**Texte de lecture:**

# # # # # # #

Charles de Gaulle et l’Algérie

Discours sur l’autodétermination de l’Algérie, 16 septembre 1959

16sept59 Depuis le commencement de l’année 1959, la pacification militaire s’est poursuivie en Algérie sous le commandement du général Challe. La mise en œuvre du plan de développement économique et social, défini le 3 octobre 1958 à Constantine par le général de Gaulle, s’opère sous l’impulsion de M. Paul Delouvrier, Délégué général du gouvernement en Algérie. Mais aucun progrès n’a été accompli dans l’ordre d’une solution politique, la majorité des Européens d’Algérie réclamant l' »intégration », alors que les chefs de l’insurrection revendiquent l’indépendance. Le général de Gaulle prononce un discours radiotélévisé par lequel il énonce le principe fondamental de sa politique à l’égard de l’Algérie : celui de l’autodétermination

 

Notre redressement se poursuit. Certes, il ne faut pas nous vanter. Dans le domaine technique, par exemple, nous n’en sommes pas encore au point de lancer des fusées dans la lune. Cependant, depuis quinze mois, nos affaires ont avancé.

L’unité nationale est ressoudée. La République dispose d’institutions solides et stables. L’équilibre des finances, des échanges, de la monnaie, est fortement établi. Par là même, la condition des Français et, d’abord, celle des travailleurs industriels et agricoles, échappe au drame de l’inflation et à celui de la récession. Sur la base ainsi fixée et à mesure de l’expansion nouvelle, on peut bâtir le progrès social et organiser la coopération des diverses catégories dont l’économie dépend, poursuivre la tâche essentielle de formation de notre jeunesse, développer nos moyens de recherche scientifique et technique. D’autre part, la Communauté est fondée, entre la France, onze États d’Afrique et la République malgache. Enfin, au milieu d’un monde où il s’agit tout à la fois de sauvegarder la liberté et de maintenir la paix, notre voix est écoutée.

Pourtant, devant la France, un problème difficile et sanglant reste posé : celui de l’Algérie. Il nous faut le résoudre. Nous ne le ferons certainement pas en nous jetant les uns aux autres à la face les slogans stériles et simplistes de ceux-ci ou bien de ceux-là qu’obnubilent, en sens opposé, leurs intérêts, leurs passions, leurs chimères. Nous le ferons comme une grande nation et par la seule voie qui vaille, je veux dire par le libre choix que les Algériens eux-mêmes voudront faire de leur avenir.

A vrai dire, beaucoup a été fait déjà pour préparer cette issue. Par la pacification, d’abord. Car rien ne peut être réglé tant qu’on tire et qu’on égorge. A cet égard, je ne dis pas que nous en soyons au terme. Mais je dis qu’il n’y a aucune comparaison entre ce qu’était, voici deux ou trois ans, la sécurité des personnes et des biens et ce qu’elle est aujourd’hui. Notre armée accomplit sa mission courageusement et habilement, en combattant l’adversaire et en entretenant avec la population des contacts larges et profonds qui n’avaient jamais été pris. Que nos soldats, en particulier les 120 000 qui sont musulmans, aient fléchi devant leur devoir, ou bien que la masse algérienne se soit tournée contre la France, alors, c’était le désastre ! Mais, comme il n’en a rien été, le succès de l’ordre public, pour n’être pas encore imminent, se trouve désormais bien en vue.

# # # # # # #

**Enregistrements de données:**
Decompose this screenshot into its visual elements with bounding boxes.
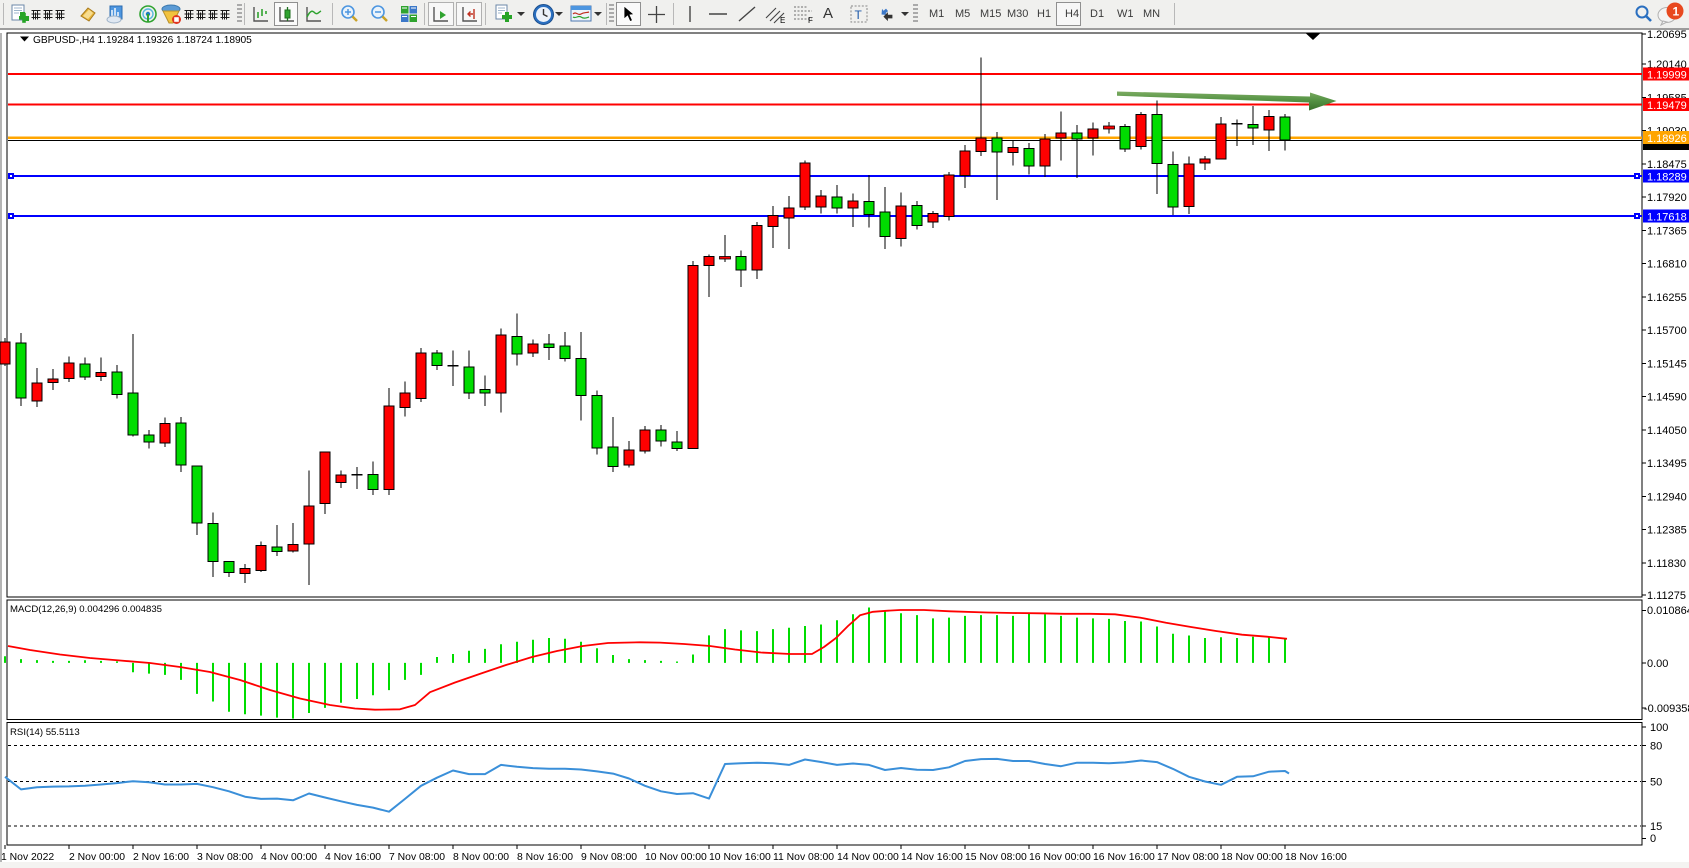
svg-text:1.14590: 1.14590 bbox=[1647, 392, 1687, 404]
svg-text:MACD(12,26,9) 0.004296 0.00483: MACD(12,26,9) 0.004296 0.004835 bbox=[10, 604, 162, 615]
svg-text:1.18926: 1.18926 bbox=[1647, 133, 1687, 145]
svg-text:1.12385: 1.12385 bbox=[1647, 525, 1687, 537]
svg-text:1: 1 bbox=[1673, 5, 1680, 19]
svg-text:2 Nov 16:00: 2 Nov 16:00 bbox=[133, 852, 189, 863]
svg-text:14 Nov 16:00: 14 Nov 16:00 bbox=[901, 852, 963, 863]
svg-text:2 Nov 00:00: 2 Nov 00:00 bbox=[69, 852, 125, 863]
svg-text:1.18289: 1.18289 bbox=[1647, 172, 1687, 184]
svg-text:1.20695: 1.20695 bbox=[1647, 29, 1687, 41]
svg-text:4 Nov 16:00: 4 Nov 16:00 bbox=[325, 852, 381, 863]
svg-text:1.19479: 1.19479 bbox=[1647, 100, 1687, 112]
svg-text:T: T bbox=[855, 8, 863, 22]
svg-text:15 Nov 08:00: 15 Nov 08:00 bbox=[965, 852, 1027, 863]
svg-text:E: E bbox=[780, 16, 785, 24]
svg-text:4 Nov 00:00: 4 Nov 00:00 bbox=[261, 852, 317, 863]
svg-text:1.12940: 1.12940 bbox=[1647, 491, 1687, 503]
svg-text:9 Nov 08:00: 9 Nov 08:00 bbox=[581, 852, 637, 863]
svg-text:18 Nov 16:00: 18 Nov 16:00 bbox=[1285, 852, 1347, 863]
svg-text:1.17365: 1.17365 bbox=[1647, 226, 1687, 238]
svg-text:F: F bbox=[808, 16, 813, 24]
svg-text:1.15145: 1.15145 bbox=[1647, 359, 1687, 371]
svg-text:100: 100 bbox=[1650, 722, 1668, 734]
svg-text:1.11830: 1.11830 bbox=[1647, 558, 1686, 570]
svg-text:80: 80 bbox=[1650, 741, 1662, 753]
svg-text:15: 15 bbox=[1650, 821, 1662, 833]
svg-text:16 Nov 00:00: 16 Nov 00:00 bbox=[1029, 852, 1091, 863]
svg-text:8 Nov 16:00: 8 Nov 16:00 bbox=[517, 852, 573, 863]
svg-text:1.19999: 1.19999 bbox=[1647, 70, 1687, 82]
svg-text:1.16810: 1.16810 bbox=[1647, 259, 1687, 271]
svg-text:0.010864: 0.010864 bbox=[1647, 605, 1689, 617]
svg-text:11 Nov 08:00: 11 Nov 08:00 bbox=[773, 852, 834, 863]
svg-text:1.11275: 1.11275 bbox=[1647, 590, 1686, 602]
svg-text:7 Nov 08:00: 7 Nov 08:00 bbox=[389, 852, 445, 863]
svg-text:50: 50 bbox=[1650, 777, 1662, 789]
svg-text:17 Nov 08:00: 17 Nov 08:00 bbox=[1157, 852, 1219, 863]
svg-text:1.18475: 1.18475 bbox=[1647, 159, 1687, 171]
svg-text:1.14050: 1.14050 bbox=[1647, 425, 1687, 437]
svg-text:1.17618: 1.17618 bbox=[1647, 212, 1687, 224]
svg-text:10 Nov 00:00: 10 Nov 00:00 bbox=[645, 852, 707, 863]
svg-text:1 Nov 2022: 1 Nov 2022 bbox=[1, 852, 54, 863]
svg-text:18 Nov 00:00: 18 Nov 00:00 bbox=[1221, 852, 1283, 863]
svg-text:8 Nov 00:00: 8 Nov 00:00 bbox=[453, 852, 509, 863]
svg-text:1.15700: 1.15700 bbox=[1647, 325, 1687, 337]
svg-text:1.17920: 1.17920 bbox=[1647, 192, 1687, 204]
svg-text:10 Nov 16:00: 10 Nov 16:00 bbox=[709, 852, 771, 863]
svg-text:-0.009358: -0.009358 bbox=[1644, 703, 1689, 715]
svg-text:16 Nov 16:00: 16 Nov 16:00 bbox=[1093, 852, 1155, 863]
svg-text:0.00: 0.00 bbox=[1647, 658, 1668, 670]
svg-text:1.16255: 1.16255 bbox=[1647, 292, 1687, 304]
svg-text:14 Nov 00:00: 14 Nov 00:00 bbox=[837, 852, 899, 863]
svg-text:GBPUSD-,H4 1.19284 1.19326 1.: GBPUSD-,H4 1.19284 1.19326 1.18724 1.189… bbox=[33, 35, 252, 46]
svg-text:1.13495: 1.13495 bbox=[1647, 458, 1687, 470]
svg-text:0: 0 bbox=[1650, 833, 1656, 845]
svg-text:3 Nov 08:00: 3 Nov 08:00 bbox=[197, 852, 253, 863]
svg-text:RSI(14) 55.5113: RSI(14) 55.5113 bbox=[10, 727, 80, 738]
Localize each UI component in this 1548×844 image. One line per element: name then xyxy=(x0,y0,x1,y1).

# # # # # # #

**Objectifs:**
(1) Répondez aux questions suivantes à partir du texte :
(a) Sous le commandement de quel général la pacification militaire s'est-elle poursuivie en Algérie depuis le début de 1959 ?
(b) Combien d'États d'Afrique la Communauté réunit-elle avec la France et la République malgache ?
(c) Combien de soldats musulmans sont mentionnés dans l'armée ?
(2) Recopiez à l'identique le passage du texte qui commence par les mots « L’unité nationale est » et se termine par « voix est écoutée. ».

**Réponses rédigées:**
(1)
(a) Le général Challe.
(b) Onze États d'Afrique.
(c) 120 000 soldats.

(2)
L’unité nationale est ressoudée. La République dispose d’institutions solides et stables. L’équilibre des finances, des échanges, de la monnaie, est fortement établi. Par là même, la condition des Français et, d’abord, celle des travailleurs industriels et agricoles, échappe au drame de l’inflation et à celui de la récession. Sur la base ainsi fixée et à mesure de l’expansion nouvelle, on peut bâtir le progrès social et organiser la coopération des diverses catégories dont l’économie dépend, poursuivre la tâche essentielle de formation de notre jeunesse, développer nos moyens de recherche scientifique et technique. D’autre part, la Communauté est fondée, entre la France, onze États d’Afrique et la République malgache. Enfin, au milieu d’un monde où il s’agit tout à la fois de sauvegarder la liberté et de maintenir la paix, notre voix est écoutée.